## Begin Working data

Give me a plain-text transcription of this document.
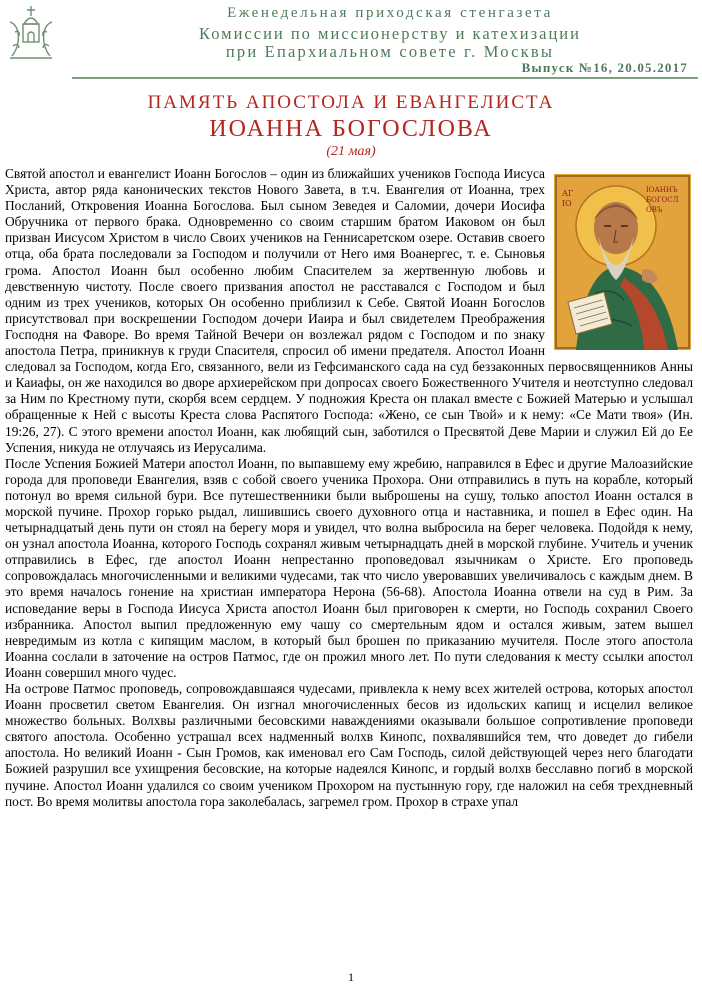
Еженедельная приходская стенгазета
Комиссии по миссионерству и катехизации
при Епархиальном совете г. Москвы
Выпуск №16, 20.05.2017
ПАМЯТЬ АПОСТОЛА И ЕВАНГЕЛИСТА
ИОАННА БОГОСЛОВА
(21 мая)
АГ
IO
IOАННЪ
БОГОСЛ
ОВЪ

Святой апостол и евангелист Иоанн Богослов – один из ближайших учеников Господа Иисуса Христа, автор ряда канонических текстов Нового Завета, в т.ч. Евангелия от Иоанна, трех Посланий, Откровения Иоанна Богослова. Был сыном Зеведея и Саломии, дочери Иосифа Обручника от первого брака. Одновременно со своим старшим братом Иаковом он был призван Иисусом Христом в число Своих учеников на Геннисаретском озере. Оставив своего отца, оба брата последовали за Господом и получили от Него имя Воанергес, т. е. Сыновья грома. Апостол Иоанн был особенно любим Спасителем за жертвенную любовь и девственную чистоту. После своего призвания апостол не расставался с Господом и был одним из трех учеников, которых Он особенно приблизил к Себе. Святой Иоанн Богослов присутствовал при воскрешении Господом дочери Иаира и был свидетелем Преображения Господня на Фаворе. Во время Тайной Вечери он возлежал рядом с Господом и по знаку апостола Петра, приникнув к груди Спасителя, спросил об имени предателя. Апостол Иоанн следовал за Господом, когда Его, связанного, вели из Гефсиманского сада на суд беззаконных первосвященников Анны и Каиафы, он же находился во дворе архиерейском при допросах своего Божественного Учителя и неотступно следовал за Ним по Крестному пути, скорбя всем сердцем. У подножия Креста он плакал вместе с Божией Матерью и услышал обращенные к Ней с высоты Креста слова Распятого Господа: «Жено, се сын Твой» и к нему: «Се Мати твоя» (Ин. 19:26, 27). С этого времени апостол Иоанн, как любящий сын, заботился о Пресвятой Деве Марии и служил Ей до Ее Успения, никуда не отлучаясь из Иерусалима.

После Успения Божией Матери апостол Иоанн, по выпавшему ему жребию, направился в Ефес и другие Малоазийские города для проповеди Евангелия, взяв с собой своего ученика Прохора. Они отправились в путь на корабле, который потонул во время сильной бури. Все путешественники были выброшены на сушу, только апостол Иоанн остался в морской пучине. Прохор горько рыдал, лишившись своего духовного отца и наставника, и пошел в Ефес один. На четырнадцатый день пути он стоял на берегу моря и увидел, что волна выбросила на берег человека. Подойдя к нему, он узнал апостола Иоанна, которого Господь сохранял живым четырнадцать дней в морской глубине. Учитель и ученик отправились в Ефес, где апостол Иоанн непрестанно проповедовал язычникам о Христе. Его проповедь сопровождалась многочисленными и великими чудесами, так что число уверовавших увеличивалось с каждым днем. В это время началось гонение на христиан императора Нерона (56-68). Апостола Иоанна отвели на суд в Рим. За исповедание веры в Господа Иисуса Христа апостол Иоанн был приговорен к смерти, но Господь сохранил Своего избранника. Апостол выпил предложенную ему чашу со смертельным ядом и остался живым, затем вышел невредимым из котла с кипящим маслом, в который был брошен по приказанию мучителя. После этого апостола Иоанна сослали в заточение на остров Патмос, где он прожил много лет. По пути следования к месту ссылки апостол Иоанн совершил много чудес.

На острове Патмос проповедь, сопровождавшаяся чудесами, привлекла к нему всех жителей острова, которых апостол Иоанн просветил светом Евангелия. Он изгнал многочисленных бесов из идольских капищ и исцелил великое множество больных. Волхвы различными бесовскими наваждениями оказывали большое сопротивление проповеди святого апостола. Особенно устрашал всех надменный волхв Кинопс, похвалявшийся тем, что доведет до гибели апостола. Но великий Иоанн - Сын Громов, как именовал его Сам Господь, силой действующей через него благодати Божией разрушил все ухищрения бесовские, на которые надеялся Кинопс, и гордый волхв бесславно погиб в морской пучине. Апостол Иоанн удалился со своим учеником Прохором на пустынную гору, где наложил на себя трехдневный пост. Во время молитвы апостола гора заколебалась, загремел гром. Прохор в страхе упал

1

## End Working data

● **Aim**
Without the pictures, print the records in full, exactly as they appear.

● **In response**
Give me a plain-text transcription of this document.
Еженедельная приходская стенгазета
Комиссии по миссионерству и катехизации
при Епархиальном совете г. Москвы
Выпуск №16, 20.05.2017
ПАМЯТЬ АПОСТОЛА И ЕВАНГЕЛИСТА
ИОАННА БОГОСЛОВА
(21 мая)
АГ
IO
IOАННЪ
БОГОСЛ
ОВЪ

Святой апостол и евангелист Иоанн Богослов – один из ближайших учеников Господа Иисуса Христа, автор ряда канонических текстов Нового Завета, в т.ч. Евангелия от Иоанна, трех Посланий, Откровения Иоанна Богослова. Был сыном Зеведея и Саломии, дочери Иосифа Обручника от первого брака. Одновременно со своим старшим братом Иаковом он был призван Иисусом Христом в число Своих учеников на Геннисаретском озере. Оставив своего отца, оба брата последовали за Господом и получили от Него имя Воанергес, т. е. Сыновья грома. Апостол Иоанн был особенно любим Спасителем за жертвенную любовь и девственную чистоту. После своего призвания апостол не расставался с Господом и был одним из трех учеников, которых Он особенно приблизил к Себе. Святой Иоанн Богослов присутствовал при воскрешении Господом дочери Иаира и был свидетелем Преображения Господня на Фаворе. Во время Тайной Вечери он возлежал рядом с Господом и по знаку апостола Петра, приникнув к груди Спасителя, спросил об имени предателя. Апостол Иоанн следовал за Господом, когда Его, связанного, вели из Гефсиманского сада на суд беззаконных первосвященников Анны и Каиафы, он же находился во дворе архиерейском при допросах своего Божественного Учителя и неотступно следовал за Ним по Крестному пути, скорбя всем сердцем. У подножия Креста он плакал вместе с Божией Матерью и услышал обращенные к Ней с высоты Креста слова Распятого Господа: «Жено, се сын Твой» и к нему: «Се Мати твоя» (Ин. 19:26, 27). С этого времени апостол Иоанн, как любящий сын, заботился о Пресвятой Деве Марии и служил Ей до Ее Успения, никуда не отлучаясь из Иерусалима.

После Успения Божией Матери апостол Иоанн, по выпавшему ему жребию, направился в Ефес и другие Малоазийские города для проповеди Евангелия, взяв с собой своего ученика Прохора. Они отправились в путь на корабле, который потонул во время сильной бури. Все путешественники были выброшены на сушу, только апостол Иоанн остался в морской пучине. Прохор горько рыдал, лишившись своего духовного отца и наставника, и пошел в Ефес один. На четырнадцатый день пути он стоял на берегу моря и увидел, что волна выбросила на берег человека. Подойдя к нему, он узнал апостола Иоанна, которого Господь сохранял живым четырнадцать дней в морской глубине. Учитель и ученик отправились в Ефес, где апостол Иоанн непрестанно проповедовал язычникам о Христе. Его проповедь сопровождалась многочисленными и великими чудесами, так что число уверовавших увеличивалось с каждым днем. В это время началось гонение на христиан императора Нерона (56-68). Апостола Иоанна отвели на суд в Рим. За исповедание веры в Господа Иисуса Христа апостол Иоанн был приговорен к смерти, но Господь сохранил Своего избранника. Апостол выпил предложенную ему чашу со смертельным ядом и остался живым, затем вышел невредимым из котла с кипящим маслом, в который был брошен по приказанию мучителя. После этого апостола Иоанна сослали в заточение на остров Патмос, где он прожил много лет. По пути следования к месту ссылки апостол Иоанн совершил много чудес.

На острове Патмос проповедь, сопровождавшаяся чудесами, привлекла к нему всех жителей острова, которых апостол Иоанн просветил светом Евангелия. Он изгнал многочисленных бесов из идольских капищ и исцелил великое множество больных. Волхвы различными бесовскими наваждениями оказывали большое сопротивление проповеди святого апостола. Особенно устрашал всех надменный волхв Кинопс, похвалявшийся тем, что доведет до гибели апостола. Но великий Иоанн - Сын Громов, как именовал его Сам Господь, силой действующей через него благодати Божией разрушил все ухищрения бесовские, на которые надеялся Кинопс, и гордый волхв бесславно погиб в морской пучине. Апостол Иоанн удалился со своим учеником Прохором на пустынную гору, где наложил на себя трехдневный пост. Во время молитвы апостола гора заколебалась, загремел гром. Прохор в страхе упал

1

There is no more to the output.